REQUIRED ACTIONS:
- a) In the chest pain commentary, how many patients were analyzed?
- b) Reproduce the chest pain commentary from "From Switzerland, Spain" down to "cut-off of 14ng/L.", substituting "physicians" for "cardiologists".

SOURCE EXTRACT:
* * * * * * * * *

All of a sudden, it’s become vogue to send home chest pain. After a decade of horror stories regarding the diagnostic errors and medicolegal consequences of discharging chest pain, there is no shortage now of strategies for rapid disposition. Do you like HEART? Go ahead and use it. Do you like CCTA? Please, no – but, OK. Do you like high-sensitivity troponin? Then this is for you.
From Switzerland, Spain and Italy, these authors prospectively evaluated the sensitivity and area under the receiving operator curve for a 1-hour rule-out. Analyzing 1,320 patients with acute chest pain of onset within 12 hours, after excluding STEMI and those with missing data. Final adjudication of MI was performed by two independent cardiologists and based additionally on 3- and 6-hour conventional troponins for each patient. 3, 12, and 24-month follow-up was attempted on each patient. As with each of these new studies, the devil is in the assay – in this case, the Roche Elecsys 2010 hsTnT with a 99th percentile healthy reference cut-off of 14ng/L.

* * * * * * * * *

INFORMATION GIVEN:
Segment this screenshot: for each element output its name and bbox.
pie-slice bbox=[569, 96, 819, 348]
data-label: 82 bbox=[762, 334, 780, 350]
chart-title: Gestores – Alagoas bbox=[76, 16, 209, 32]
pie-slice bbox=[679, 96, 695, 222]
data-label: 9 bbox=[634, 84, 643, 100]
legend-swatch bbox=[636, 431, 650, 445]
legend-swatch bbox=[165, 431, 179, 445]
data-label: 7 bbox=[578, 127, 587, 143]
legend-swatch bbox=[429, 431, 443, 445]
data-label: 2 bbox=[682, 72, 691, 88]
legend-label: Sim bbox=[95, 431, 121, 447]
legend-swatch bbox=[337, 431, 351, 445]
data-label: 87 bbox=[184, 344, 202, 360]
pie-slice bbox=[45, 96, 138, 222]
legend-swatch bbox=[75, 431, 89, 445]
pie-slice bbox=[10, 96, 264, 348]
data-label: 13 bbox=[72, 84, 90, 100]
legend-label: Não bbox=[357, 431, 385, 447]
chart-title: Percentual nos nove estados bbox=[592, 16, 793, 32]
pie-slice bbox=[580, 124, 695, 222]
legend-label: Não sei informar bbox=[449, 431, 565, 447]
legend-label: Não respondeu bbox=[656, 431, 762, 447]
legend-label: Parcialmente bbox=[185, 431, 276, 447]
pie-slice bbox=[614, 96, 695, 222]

* * * * * * * * *

WRITTEN RESPONSES:
- a) 1,320 patients

- b)
From Switzerland, Spain and Italy, these authors prospectively evaluated the sensitivity and area under the receiving operator curve for a 1-hour rule-out. Analyzing 1,320 patients with acute chest pain of onset within 12 hours, after excluding STEMI and those with missing data. Final adjudication of MI was performed by two independent physicians and based additionally on 3- and 6-hour conventional troponins for each patient. 3, 12, and 24-month follow-up was attempted on each patient. As with each of these new studies, the devil is in the assay – in this case, the Roche Elecsys 2010 hsTnT with a 99th percentile healthy reference cut-off of 14ng/L.